**Your task**
Wherever the word "Click" appears in a line, copy that line.

**Supplied data**
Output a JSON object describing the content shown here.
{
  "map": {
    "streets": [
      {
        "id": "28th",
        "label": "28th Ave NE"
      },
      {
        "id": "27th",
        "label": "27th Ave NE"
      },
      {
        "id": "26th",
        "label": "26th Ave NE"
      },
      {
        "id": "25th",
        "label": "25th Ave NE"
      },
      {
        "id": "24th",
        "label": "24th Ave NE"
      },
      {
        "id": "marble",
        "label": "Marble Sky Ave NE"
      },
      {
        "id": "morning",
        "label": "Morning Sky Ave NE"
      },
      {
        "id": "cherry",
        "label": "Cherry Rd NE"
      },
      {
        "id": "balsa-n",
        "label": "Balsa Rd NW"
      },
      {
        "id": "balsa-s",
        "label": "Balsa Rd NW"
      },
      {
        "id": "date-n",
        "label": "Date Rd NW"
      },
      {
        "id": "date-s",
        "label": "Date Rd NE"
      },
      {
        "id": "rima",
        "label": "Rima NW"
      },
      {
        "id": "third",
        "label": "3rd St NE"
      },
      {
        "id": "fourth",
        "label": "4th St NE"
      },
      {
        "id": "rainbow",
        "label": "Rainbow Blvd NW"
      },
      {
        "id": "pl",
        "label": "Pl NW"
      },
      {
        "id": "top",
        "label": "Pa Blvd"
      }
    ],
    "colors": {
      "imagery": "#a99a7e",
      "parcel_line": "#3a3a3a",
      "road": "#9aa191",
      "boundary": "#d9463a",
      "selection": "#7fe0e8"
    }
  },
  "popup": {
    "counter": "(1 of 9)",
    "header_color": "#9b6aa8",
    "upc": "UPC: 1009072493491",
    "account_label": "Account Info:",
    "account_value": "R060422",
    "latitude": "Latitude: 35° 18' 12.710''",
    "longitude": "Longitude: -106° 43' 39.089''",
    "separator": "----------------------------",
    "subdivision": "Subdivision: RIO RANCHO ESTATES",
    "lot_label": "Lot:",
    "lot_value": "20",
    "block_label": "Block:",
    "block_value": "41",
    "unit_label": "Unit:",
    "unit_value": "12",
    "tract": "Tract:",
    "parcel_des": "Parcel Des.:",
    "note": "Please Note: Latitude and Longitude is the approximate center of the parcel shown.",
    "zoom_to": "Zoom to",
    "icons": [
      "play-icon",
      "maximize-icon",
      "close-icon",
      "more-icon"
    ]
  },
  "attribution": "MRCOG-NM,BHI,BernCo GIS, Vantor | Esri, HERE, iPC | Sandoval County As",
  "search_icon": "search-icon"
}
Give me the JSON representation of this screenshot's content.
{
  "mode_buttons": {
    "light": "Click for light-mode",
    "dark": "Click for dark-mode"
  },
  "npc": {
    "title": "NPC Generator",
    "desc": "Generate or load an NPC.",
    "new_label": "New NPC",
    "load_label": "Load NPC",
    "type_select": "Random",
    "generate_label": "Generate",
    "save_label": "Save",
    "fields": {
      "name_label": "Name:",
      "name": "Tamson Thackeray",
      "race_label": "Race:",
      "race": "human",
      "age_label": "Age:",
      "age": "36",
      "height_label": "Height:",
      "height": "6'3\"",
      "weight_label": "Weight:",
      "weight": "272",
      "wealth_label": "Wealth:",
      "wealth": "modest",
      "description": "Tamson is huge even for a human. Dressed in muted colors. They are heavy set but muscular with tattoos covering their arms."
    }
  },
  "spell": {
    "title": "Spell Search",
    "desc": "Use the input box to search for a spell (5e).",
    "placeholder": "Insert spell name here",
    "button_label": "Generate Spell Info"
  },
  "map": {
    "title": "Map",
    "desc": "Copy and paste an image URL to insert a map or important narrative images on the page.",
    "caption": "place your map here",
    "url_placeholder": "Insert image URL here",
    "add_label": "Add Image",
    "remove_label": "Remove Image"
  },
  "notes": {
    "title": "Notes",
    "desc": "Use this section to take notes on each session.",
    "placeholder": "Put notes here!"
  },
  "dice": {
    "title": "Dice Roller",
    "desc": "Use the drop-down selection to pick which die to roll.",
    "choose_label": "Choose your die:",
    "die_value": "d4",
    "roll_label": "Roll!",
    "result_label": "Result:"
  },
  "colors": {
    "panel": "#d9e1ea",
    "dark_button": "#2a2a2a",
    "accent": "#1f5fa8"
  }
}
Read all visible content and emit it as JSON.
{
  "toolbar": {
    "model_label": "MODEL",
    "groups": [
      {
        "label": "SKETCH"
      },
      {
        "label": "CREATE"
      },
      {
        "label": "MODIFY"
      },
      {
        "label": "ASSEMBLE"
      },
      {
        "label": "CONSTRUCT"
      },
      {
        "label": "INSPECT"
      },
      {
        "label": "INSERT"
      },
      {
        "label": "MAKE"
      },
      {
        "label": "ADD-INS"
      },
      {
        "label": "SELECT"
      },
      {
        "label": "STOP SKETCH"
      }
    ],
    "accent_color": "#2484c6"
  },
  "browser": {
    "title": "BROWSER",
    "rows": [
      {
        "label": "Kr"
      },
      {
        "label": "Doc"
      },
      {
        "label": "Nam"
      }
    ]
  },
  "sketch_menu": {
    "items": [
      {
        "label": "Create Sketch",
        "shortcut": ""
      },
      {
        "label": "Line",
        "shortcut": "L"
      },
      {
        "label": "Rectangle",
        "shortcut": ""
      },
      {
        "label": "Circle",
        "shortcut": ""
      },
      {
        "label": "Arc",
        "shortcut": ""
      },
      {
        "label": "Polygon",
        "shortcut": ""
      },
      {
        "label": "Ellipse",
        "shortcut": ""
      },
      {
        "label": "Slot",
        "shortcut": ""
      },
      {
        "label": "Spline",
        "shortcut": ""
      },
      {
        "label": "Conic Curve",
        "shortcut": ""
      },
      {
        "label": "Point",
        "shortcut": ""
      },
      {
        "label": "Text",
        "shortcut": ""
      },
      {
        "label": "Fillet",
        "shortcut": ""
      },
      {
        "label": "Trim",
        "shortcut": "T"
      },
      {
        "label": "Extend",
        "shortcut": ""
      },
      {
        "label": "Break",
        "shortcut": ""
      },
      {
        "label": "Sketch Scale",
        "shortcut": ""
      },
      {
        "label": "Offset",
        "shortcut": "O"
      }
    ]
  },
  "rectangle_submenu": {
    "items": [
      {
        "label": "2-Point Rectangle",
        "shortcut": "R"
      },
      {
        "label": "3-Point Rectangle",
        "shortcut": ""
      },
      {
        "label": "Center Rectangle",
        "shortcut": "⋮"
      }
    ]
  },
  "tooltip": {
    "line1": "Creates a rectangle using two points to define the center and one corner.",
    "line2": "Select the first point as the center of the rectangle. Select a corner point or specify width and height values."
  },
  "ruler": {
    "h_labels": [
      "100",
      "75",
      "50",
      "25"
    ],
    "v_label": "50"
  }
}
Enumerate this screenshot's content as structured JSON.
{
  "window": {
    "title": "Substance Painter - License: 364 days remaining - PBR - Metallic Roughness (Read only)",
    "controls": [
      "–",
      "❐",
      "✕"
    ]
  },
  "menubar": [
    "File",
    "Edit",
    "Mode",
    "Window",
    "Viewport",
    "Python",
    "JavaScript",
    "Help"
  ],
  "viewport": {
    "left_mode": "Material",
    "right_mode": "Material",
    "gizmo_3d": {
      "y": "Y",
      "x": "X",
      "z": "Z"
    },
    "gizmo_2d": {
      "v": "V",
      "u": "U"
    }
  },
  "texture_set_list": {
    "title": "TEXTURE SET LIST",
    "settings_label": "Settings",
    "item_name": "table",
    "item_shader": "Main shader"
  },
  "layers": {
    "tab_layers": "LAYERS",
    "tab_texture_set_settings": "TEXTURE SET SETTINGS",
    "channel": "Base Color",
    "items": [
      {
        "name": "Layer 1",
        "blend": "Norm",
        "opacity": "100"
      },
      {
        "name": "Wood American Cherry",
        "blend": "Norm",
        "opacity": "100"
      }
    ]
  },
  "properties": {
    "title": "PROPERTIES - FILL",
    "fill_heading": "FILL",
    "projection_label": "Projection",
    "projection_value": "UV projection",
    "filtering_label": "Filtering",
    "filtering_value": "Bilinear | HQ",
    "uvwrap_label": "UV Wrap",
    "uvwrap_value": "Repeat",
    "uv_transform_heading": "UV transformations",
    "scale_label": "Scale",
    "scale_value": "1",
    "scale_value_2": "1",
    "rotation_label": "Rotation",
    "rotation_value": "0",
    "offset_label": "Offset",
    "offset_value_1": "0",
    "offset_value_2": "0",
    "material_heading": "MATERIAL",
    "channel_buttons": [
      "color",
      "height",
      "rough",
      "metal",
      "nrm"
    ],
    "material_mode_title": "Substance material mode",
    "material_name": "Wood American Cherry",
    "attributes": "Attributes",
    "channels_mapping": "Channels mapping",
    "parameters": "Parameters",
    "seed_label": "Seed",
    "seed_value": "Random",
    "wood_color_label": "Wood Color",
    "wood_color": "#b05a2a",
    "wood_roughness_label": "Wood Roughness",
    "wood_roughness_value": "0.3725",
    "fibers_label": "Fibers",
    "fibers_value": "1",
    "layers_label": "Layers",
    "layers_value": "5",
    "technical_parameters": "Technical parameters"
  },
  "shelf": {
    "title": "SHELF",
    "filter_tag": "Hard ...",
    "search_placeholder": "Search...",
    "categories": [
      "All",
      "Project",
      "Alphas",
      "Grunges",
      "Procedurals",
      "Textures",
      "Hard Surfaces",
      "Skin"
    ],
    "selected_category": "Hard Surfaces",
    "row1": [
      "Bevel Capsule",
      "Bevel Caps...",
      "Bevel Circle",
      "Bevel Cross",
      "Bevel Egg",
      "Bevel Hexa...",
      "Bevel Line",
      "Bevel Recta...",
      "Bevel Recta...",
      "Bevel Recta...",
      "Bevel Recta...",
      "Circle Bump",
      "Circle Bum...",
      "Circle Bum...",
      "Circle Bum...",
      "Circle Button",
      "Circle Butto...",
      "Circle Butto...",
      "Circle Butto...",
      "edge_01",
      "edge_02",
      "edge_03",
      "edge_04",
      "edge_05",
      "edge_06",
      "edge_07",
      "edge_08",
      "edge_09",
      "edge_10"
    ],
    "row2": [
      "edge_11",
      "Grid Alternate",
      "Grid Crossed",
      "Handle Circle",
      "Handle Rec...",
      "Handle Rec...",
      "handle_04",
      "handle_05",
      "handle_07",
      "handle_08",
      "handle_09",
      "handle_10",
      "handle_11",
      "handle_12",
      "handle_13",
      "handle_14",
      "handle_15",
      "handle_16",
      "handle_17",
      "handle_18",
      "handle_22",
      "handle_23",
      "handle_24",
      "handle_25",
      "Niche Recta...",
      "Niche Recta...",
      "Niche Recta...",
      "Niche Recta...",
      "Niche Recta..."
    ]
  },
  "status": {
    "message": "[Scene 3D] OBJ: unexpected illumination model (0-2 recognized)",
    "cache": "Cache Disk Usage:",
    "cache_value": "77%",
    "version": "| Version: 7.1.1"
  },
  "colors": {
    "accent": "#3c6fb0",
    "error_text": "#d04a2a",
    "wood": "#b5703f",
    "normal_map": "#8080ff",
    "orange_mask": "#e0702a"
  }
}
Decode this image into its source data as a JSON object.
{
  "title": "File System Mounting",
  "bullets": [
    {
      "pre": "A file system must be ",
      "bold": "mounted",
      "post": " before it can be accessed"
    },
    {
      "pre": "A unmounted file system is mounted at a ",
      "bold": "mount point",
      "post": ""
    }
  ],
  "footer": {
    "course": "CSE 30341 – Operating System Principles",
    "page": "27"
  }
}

**The result**
    "light": "Click for light-mode",
    "dark": "Click for dark-mode"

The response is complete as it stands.